[Transcribed document page entries]
┄┄┄┄┄┄┄┄┄┄┄┄┄┄┄┄┄┄┄┄

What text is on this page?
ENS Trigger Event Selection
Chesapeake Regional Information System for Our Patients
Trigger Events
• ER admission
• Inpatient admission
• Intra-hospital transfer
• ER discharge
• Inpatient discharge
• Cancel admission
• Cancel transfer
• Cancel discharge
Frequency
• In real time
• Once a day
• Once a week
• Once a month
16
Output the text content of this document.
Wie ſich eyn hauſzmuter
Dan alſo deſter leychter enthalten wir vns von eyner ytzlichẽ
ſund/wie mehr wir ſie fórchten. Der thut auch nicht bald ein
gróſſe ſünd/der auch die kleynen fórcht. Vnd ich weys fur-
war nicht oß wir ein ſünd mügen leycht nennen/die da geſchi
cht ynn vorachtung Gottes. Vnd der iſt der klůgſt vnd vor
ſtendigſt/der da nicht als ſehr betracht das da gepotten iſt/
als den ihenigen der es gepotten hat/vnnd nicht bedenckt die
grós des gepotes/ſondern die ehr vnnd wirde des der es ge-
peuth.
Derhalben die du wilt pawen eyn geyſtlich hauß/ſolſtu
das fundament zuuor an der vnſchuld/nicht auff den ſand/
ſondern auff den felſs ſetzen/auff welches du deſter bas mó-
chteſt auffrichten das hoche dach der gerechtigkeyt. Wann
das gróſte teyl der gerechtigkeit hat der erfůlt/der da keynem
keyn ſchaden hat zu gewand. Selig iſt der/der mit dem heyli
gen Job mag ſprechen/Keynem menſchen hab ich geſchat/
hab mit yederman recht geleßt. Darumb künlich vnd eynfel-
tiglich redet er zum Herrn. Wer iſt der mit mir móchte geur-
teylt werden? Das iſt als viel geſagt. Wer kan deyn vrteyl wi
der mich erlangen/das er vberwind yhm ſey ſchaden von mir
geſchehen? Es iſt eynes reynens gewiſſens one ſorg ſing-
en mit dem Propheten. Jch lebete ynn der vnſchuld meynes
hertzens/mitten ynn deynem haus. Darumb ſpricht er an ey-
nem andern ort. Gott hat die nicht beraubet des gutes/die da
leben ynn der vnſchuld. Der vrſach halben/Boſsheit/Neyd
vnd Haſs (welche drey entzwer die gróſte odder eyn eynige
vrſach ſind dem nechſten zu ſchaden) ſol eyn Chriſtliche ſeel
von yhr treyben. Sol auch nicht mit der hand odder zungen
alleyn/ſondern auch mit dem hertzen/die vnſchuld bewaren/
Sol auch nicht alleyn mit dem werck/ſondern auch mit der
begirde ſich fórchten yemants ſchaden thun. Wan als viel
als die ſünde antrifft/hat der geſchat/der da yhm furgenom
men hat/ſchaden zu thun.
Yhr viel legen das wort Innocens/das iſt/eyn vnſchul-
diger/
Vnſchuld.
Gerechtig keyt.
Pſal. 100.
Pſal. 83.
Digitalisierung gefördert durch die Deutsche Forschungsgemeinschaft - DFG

┄┄┄┄┄┄┄┄┄┄┄┄┄┄┄┄┄┄┄┄

PROMPT
Nothing in the records above may be left out when you repeat them exactly.

RESPONSE
What text is on this page?
ENS Trigger Event Selection
Chesapeake Regional Information System for Our Patients
Trigger Events
• ER admission
• Inpatient admission
• Intra-hospital transfer
• ER discharge
• Inpatient discharge
• Cancel admission
• Cancel transfer
• Cancel discharge
Frequency
• In real time
• Once a day
• Once a week
• Once a month
16
Output the text content of this document.
Wie ſich eyn hauſzmuter
Dan alſo deſter leychter enthalten wir vns von eyner ytzlichẽ
ſund/wie mehr wir ſie fórchten. Der thut auch nicht bald ein
gróſſe ſünd/der auch die kleynen fórcht. Vnd ich weys fur-
war nicht oß wir ein ſünd mügen leycht nennen/die da geſchi
cht ynn vorachtung Gottes. Vnd der iſt der klůgſt vnd vor
ſtendigſt/der da nicht als ſehr betracht das da gepotten iſt/
als den ihenigen der es gepotten hat/vnnd nicht bedenckt die
grós des gepotes/ſondern die ehr vnnd wirde des der es ge-
peuth.
Derhalben die du wilt pawen eyn geyſtlich hauß/ſolſtu
das fundament zuuor an der vnſchuld/nicht auff den ſand/
ſondern auff den felſs ſetzen/auff welches du deſter bas mó-
chteſt auffrichten das hoche dach der gerechtigkeyt. Wann
das gróſte teyl der gerechtigkeit hat der erfůlt/der da keynem
keyn ſchaden hat zu gewand. Selig iſt der/der mit dem heyli
gen Job mag ſprechen/Keynem menſchen hab ich geſchat/
hab mit yederman recht geleßt. Darumb künlich vnd eynfel-
tiglich redet er zum Herrn. Wer iſt der mit mir móchte geur-
teylt werden? Das iſt als viel geſagt. Wer kan deyn vrteyl wi
der mich erlangen/das er vberwind yhm ſey ſchaden von mir
geſchehen? Es iſt eynes reynens gewiſſens one ſorg ſing-
en mit dem Propheten. Jch lebete ynn der vnſchuld meynes
hertzens/mitten ynn deynem haus. Darumb ſpricht er an ey-
nem andern ort. Gott hat die nicht beraubet des gutes/die da
leben ynn der vnſchuld. Der vrſach halben/Boſsheit/Neyd
vnd Haſs (welche drey entzwer die gróſte odder eyn eynige
vrſach ſind dem nechſten zu ſchaden) ſol eyn Chriſtliche ſeel
von yhr treyben. Sol auch nicht mit der hand odder zungen
alleyn/ſondern auch mit dem hertzen/die vnſchuld bewaren/
Sol auch nicht alleyn mit dem werck/ſondern auch mit der
begirde ſich fórchten yemants ſchaden thun. Wan als viel
als die ſünde antrifft/hat der geſchat/der da yhm furgenom
men hat/ſchaden zu thun.
Yhr viel legen das wort Innocens/das iſt/eyn vnſchul-
diger/
Vnſchuld.
Gerechtig keyt.
Pſal. 100.
Pſal. 83.
Digitalisierung gefördert durch die Deutsche Forschungsgemeinschaft - DFG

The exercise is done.